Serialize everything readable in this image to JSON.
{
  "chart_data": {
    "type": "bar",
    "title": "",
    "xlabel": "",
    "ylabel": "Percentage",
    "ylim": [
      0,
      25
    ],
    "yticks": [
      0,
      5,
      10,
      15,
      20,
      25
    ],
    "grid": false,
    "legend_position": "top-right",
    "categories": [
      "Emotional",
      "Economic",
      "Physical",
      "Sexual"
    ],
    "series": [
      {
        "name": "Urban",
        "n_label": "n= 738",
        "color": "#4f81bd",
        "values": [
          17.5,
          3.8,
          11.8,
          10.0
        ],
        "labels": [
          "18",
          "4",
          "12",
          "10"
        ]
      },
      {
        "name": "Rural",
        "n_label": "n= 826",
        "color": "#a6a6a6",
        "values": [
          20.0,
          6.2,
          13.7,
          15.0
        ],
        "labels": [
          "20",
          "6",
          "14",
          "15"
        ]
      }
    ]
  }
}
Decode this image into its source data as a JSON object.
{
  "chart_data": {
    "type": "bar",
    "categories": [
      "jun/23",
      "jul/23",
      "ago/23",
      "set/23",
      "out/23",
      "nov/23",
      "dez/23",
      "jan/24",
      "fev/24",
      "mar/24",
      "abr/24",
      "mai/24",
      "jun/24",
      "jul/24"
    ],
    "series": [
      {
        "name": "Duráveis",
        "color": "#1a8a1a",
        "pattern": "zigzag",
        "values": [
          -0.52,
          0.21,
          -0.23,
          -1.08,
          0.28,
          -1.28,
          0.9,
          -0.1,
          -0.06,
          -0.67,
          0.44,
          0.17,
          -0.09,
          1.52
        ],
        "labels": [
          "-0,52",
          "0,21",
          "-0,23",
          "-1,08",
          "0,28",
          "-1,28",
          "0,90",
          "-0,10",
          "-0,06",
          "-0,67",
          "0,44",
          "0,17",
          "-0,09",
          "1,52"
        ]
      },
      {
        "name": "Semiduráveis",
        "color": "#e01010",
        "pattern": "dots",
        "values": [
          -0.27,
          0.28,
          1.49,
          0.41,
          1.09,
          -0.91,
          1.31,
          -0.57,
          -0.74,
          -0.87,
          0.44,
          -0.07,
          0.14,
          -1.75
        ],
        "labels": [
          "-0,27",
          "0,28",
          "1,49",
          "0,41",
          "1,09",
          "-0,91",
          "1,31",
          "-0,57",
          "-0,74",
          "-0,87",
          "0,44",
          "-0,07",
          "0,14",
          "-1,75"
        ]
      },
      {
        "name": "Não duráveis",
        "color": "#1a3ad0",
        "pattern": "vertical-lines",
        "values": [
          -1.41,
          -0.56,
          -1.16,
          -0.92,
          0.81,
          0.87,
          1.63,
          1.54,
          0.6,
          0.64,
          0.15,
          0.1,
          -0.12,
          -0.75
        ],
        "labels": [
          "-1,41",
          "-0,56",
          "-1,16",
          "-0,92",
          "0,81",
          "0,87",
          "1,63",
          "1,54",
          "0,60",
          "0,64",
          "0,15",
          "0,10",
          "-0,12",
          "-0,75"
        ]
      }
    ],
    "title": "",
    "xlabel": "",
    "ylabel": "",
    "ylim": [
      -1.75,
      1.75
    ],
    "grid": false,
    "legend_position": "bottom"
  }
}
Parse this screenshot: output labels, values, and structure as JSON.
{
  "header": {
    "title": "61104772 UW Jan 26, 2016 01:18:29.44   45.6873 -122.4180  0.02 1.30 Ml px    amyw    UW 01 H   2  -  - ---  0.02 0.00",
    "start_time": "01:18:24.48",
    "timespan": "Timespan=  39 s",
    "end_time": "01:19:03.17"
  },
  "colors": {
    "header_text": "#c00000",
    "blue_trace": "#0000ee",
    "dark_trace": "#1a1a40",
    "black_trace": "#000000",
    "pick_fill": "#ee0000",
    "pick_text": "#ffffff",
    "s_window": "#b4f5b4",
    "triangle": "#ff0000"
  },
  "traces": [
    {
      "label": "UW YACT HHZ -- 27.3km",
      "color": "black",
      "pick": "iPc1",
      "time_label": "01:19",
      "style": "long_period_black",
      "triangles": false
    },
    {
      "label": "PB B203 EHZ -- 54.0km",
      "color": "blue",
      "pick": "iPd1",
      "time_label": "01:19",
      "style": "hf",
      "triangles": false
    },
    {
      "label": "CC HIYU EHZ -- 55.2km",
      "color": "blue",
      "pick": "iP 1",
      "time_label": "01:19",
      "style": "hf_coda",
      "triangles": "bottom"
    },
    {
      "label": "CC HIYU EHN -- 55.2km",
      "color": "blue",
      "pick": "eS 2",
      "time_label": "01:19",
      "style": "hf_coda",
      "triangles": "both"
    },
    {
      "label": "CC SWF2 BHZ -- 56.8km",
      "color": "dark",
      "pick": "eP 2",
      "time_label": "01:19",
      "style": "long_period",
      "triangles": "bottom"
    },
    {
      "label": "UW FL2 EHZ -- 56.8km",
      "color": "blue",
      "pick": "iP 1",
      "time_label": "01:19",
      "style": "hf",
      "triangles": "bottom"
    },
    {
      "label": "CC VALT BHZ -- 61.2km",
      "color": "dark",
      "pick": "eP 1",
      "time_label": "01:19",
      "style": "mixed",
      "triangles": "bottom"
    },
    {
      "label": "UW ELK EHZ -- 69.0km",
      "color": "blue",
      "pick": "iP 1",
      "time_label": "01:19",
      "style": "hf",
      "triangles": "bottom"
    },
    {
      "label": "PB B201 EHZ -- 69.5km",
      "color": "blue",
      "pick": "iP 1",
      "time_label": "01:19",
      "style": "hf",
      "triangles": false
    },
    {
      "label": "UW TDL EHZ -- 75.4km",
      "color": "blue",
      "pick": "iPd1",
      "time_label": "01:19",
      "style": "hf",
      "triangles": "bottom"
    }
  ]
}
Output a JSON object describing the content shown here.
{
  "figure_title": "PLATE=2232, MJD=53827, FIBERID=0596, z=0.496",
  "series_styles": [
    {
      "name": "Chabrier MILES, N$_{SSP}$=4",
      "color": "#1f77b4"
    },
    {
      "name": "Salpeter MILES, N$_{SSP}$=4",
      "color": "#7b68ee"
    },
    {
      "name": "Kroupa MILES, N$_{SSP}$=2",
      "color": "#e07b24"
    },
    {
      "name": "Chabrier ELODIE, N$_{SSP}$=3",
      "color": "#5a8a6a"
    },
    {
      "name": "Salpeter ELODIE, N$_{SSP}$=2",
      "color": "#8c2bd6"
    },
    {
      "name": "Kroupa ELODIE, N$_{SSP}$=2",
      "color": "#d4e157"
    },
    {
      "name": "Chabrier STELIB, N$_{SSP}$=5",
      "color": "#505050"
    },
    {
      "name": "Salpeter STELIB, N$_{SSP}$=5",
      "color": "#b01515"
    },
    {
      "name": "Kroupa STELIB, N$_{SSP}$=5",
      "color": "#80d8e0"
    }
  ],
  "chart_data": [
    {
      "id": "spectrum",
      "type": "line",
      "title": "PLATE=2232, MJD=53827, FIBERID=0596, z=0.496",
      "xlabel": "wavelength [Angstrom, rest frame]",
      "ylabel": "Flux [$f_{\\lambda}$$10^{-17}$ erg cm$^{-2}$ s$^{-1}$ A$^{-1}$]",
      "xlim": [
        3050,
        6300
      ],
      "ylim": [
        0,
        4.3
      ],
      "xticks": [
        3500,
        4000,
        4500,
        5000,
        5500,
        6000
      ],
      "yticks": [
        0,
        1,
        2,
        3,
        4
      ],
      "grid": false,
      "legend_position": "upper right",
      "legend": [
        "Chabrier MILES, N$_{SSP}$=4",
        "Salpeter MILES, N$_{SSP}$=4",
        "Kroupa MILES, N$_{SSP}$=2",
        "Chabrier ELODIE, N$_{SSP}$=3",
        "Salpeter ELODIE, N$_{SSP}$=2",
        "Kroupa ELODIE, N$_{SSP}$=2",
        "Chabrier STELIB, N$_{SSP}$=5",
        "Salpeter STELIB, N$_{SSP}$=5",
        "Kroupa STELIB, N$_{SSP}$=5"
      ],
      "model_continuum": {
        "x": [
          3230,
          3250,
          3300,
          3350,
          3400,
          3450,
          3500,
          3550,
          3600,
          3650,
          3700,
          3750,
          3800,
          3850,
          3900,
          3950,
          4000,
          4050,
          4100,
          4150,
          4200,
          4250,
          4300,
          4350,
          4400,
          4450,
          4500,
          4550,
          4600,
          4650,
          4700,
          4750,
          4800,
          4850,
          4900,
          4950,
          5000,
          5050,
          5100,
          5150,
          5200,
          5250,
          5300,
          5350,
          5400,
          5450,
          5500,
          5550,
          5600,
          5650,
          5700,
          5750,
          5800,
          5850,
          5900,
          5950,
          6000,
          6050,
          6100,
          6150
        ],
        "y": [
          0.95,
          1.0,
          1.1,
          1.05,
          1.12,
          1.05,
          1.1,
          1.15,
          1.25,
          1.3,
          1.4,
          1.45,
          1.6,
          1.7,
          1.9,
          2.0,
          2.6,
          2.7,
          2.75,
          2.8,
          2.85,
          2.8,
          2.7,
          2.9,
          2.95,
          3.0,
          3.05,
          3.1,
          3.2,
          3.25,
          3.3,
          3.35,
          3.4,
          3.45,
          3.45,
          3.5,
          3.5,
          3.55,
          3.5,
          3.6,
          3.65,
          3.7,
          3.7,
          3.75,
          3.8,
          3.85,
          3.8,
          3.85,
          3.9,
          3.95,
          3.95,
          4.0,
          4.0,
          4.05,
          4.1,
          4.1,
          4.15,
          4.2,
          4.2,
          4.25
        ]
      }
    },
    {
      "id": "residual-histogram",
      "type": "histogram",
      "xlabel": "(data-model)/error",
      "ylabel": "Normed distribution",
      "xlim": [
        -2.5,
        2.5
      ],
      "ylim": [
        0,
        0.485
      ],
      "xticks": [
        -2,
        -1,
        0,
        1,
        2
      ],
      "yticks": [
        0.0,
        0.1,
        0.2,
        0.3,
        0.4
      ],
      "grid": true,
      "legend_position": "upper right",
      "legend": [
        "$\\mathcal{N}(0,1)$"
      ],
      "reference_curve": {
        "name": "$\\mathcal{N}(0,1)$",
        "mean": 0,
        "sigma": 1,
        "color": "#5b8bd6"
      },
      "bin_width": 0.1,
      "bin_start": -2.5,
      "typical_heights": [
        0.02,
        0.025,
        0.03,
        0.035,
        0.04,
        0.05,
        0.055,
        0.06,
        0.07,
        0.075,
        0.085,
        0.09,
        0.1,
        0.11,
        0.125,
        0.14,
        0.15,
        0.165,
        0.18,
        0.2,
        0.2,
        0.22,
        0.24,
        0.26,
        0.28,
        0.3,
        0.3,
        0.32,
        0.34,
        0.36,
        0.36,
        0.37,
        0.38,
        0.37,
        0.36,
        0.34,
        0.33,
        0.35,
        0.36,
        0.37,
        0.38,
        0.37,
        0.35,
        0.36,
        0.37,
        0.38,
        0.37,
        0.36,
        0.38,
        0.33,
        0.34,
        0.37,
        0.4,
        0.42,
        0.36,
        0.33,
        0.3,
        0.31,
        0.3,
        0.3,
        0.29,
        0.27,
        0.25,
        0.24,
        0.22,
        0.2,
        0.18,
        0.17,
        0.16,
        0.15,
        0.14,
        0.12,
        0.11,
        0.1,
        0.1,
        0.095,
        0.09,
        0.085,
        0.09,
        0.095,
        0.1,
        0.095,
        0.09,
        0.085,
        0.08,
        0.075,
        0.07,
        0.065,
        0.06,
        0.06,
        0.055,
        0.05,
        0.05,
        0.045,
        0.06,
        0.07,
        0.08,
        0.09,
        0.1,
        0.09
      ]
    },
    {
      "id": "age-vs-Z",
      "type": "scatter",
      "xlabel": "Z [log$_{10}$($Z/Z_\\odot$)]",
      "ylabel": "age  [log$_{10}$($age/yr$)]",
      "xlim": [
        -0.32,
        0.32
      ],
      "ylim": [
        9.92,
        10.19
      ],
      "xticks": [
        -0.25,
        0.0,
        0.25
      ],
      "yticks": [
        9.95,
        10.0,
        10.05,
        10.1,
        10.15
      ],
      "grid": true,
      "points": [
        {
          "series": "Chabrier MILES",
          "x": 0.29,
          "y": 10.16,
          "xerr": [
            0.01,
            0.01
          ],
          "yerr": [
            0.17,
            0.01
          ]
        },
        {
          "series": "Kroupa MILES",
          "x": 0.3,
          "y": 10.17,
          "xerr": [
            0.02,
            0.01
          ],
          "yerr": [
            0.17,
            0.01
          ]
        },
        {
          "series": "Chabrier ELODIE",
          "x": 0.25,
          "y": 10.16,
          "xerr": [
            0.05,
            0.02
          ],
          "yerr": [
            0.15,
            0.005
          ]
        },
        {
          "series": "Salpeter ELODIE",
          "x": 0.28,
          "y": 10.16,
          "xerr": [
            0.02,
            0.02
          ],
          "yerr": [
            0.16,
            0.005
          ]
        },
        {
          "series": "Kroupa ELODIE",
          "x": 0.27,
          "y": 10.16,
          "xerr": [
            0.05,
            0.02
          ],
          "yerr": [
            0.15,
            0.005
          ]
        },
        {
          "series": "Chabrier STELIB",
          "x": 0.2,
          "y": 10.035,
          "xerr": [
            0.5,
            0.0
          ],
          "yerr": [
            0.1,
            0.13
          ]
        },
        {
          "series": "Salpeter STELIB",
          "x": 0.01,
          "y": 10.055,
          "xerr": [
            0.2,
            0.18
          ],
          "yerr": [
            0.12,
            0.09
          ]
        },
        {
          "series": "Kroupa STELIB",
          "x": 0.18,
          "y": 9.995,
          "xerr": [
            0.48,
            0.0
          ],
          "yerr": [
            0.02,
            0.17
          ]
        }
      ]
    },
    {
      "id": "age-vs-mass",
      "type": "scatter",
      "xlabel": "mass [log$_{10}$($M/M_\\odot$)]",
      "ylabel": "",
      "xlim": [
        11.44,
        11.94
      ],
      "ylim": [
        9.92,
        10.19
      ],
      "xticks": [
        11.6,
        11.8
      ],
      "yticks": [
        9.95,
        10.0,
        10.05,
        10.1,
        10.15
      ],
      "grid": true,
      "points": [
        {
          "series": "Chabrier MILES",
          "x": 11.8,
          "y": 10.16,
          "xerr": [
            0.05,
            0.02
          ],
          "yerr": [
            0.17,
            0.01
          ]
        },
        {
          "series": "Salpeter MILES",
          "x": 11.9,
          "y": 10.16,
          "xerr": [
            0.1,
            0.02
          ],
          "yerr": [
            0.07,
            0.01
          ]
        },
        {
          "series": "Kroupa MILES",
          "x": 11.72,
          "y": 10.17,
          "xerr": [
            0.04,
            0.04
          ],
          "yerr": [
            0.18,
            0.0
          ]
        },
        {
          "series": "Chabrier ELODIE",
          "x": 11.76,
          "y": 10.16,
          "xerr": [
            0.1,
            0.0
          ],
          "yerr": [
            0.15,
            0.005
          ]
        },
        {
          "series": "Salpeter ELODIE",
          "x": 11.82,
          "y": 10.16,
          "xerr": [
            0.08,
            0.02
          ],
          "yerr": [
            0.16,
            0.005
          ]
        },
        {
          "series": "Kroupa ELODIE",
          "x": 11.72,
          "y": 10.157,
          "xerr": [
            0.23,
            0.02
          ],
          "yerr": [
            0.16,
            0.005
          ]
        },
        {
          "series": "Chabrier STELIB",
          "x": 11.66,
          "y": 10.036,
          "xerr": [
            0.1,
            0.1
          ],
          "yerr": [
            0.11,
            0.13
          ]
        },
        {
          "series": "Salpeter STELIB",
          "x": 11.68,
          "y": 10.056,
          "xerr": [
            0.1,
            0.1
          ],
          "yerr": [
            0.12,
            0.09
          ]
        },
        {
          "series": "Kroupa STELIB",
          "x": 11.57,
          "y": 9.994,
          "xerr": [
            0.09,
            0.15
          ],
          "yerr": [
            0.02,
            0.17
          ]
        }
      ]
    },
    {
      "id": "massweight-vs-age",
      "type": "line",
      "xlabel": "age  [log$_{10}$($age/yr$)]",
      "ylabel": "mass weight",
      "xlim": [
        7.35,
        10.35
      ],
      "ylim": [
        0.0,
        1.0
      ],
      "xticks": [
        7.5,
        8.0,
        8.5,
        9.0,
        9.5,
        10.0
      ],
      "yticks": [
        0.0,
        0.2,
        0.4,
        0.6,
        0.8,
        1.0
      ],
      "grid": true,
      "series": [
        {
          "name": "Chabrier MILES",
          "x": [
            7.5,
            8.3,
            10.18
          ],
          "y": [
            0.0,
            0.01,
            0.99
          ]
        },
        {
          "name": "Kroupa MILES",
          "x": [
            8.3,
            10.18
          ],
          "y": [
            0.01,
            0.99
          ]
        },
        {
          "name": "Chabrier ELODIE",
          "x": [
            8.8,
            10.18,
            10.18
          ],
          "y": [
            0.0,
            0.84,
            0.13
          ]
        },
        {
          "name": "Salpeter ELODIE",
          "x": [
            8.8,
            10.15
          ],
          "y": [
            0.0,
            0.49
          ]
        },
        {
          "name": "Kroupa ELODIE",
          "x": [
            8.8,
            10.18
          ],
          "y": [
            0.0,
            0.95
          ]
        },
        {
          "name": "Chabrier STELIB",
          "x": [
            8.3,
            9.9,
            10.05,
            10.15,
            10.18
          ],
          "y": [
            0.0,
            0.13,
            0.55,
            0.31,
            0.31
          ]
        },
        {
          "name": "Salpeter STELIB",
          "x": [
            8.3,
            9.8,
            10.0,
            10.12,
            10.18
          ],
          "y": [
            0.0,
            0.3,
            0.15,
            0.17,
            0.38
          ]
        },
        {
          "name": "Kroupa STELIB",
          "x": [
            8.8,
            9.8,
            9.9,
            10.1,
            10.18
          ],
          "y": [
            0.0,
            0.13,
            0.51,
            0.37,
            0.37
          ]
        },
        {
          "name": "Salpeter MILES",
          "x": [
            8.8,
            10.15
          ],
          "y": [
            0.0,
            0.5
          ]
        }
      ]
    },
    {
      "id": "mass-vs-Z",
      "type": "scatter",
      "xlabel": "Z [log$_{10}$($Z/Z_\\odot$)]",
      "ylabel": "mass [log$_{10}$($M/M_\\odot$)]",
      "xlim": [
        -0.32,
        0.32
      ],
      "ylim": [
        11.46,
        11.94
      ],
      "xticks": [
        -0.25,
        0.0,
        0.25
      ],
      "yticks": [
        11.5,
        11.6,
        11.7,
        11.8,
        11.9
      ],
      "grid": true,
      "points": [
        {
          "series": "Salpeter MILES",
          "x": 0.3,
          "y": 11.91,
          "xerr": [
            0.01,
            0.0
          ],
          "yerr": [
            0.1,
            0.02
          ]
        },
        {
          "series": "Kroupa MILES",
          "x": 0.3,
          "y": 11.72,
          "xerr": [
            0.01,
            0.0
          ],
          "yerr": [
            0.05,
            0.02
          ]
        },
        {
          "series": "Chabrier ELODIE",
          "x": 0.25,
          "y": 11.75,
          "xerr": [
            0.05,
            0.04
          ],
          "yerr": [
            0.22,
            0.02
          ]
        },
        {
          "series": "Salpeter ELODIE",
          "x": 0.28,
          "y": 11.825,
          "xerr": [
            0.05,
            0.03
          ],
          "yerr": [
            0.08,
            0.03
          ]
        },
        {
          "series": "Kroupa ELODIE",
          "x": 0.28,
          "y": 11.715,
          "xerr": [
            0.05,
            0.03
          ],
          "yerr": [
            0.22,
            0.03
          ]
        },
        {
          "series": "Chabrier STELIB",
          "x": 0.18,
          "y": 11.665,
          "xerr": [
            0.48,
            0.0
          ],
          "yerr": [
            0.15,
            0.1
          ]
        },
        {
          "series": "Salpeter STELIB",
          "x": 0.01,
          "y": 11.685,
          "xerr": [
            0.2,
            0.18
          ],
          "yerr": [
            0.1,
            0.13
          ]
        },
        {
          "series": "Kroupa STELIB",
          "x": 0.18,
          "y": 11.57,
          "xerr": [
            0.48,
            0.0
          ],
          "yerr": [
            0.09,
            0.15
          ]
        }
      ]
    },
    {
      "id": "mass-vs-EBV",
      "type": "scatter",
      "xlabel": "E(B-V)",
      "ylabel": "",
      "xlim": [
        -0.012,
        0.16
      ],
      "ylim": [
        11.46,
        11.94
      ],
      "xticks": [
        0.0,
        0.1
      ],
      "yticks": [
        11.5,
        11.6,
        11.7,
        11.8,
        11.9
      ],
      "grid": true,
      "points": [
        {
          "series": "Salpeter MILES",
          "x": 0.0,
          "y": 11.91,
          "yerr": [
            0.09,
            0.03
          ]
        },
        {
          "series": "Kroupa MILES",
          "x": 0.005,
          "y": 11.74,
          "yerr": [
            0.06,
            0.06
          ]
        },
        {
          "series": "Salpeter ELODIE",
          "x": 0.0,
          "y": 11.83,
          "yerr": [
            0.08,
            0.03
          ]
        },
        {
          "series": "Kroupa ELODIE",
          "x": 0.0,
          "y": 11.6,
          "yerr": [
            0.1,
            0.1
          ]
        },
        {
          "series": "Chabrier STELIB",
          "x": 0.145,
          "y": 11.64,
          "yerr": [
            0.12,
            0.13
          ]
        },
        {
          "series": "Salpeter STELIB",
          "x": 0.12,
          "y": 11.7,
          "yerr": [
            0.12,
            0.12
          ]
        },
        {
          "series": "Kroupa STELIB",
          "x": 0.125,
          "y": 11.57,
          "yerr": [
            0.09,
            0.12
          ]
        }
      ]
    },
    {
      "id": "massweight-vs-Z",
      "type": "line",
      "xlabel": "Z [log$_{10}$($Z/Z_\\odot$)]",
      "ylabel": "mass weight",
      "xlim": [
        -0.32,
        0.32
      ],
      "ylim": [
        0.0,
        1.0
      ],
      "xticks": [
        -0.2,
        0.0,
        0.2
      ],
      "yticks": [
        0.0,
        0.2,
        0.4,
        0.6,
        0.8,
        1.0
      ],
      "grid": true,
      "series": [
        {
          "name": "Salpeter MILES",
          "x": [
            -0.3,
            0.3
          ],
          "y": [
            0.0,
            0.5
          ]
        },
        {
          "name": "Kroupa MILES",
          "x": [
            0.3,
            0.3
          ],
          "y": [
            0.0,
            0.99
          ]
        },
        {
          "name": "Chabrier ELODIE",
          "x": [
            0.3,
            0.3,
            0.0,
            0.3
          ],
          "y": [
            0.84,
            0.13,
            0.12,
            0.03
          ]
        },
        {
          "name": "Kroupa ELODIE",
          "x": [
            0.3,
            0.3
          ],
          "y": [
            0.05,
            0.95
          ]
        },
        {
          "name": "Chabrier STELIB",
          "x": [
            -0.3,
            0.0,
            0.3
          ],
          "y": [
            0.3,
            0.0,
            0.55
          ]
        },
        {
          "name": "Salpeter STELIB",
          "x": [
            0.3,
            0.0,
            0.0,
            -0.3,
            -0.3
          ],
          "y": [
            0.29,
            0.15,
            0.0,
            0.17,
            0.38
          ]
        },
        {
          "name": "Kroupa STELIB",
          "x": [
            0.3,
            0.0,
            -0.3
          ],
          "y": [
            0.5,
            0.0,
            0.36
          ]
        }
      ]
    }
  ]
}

• **EXERCISE PROMPT**:
Search the records above for the string "histogram". Copy every line that contains it.

• **THE COMPLETED TASK**:
      "id": "residual-histogram",
      "type": "histogram",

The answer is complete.